### [Data entries]
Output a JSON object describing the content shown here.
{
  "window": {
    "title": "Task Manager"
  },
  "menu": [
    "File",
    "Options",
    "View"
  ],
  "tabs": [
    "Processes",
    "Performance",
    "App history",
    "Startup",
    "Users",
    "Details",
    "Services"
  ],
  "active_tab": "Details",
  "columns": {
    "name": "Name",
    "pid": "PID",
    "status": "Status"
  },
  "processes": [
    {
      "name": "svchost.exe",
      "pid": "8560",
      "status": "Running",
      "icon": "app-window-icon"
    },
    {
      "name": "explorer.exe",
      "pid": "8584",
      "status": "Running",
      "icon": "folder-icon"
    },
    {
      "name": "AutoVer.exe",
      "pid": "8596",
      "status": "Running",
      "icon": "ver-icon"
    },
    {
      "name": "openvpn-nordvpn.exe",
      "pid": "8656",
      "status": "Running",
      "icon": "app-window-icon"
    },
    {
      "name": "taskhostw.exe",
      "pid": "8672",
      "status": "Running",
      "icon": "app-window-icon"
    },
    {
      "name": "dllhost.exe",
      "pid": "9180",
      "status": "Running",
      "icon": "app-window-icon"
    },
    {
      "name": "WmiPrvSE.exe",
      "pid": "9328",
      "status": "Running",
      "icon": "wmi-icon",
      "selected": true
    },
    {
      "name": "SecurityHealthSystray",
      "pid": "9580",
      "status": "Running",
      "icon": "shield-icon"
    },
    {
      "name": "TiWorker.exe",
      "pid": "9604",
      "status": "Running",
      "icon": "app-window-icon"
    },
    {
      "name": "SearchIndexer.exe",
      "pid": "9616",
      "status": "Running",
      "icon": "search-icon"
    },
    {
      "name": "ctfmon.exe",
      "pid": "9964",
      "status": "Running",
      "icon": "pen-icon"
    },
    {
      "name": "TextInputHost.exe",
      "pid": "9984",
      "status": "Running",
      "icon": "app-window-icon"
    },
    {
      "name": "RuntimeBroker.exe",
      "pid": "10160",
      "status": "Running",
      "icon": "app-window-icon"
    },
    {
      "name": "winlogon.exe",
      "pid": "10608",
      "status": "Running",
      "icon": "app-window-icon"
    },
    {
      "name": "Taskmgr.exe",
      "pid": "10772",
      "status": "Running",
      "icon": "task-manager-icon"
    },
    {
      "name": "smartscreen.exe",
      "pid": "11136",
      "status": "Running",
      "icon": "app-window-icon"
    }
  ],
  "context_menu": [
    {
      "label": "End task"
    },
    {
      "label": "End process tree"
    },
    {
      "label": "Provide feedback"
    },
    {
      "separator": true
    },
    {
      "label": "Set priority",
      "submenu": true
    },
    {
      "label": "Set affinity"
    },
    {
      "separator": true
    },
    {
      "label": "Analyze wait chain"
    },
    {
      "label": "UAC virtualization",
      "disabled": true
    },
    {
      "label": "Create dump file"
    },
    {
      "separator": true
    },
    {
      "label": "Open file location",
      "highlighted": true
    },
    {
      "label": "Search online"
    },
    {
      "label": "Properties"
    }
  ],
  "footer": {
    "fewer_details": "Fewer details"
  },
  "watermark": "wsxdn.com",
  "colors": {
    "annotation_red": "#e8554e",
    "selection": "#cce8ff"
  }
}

### [TASK GOAL]
Return the whole listing exactly, with every line included.

### [TASK SOLUTION]
Output a JSON object describing the content shown here.
{
  "window": {
    "title": "Task Manager"
  },
  "menu": [
    "File",
    "Options",
    "View"
  ],
  "tabs": [
    "Processes",
    "Performance",
    "App history",
    "Startup",
    "Users",
    "Details",
    "Services"
  ],
  "active_tab": "Details",
  "columns": {
    "name": "Name",
    "pid": "PID",
    "status": "Status"
  },
  "processes": [
    {
      "name": "svchost.exe",
      "pid": "8560",
      "status": "Running",
      "icon": "app-window-icon"
    },
    {
      "name": "explorer.exe",
      "pid": "8584",
      "status": "Running",
      "icon": "folder-icon"
    },
    {
      "name": "AutoVer.exe",
      "pid": "8596",
      "status": "Running",
      "icon": "ver-icon"
    },
    {
      "name": "openvpn-nordvpn.exe",
      "pid": "8656",
      "status": "Running",
      "icon": "app-window-icon"
    },
    {
      "name": "taskhostw.exe",
      "pid": "8672",
      "status": "Running",
      "icon": "app-window-icon"
    },
    {
      "name": "dllhost.exe",
      "pid": "9180",
      "status": "Running",
      "icon": "app-window-icon"
    },
    {
      "name": "WmiPrvSE.exe",
      "pid": "9328",
      "status": "Running",
      "icon": "wmi-icon",
      "selected": true
    },
    {
      "name": "SecurityHealthSystray",
      "pid": "9580",
      "status": "Running",
      "icon": "shield-icon"
    },
    {
      "name": "TiWorker.exe",
      "pid": "9604",
      "status": "Running",
      "icon": "app-window-icon"
    },
    {
      "name": "SearchIndexer.exe",
      "pid": "9616",
      "status": "Running",
      "icon": "search-icon"
    },
    {
      "name": "ctfmon.exe",
      "pid": "9964",
      "status": "Running",
      "icon": "pen-icon"
    },
    {
      "name": "TextInputHost.exe",
      "pid": "9984",
      "status": "Running",
      "icon": "app-window-icon"
    },
    {
      "name": "RuntimeBroker.exe",
      "pid": "10160",
      "status": "Running",
      "icon": "app-window-icon"
    },
    {
      "name": "winlogon.exe",
      "pid": "10608",
      "status": "Running",
      "icon": "app-window-icon"
    },
    {
      "name": "Taskmgr.exe",
      "pid": "10772",
      "status": "Running",
      "icon": "task-manager-icon"
    },
    {
      "name": "smartscreen.exe",
      "pid": "11136",
      "status": "Running",
      "icon": "app-window-icon"
    }
  ],
  "context_menu": [
    {
      "label": "End task"
    },
    {
      "label": "End process tree"
    },
    {
      "label": "Provide feedback"
    },
    {
      "separator": true
    },
    {
      "label": "Set priority",
      "submenu": true
    },
    {
      "label": "Set affinity"
    },
    {
      "separator": true
    },
    {
      "label": "Analyze wait chain"
    },
    {
      "label": "UAC virtualization",
      "disabled": true
    },
    {
      "label": "Create dump file"
    },
    {
      "separator": true
    },
    {
      "label": "Open file location",
      "highlighted": true
    },
    {
      "label": "Search online"
    },
    {
      "label": "Properties"
    }
  ],
  "footer": {
    "fewer_details": "Fewer details"
  },
  "watermark": "wsxdn.com",
  "colors": {
    "annotation_red": "#e8554e",
    "selection": "#cce8ff"
  }
}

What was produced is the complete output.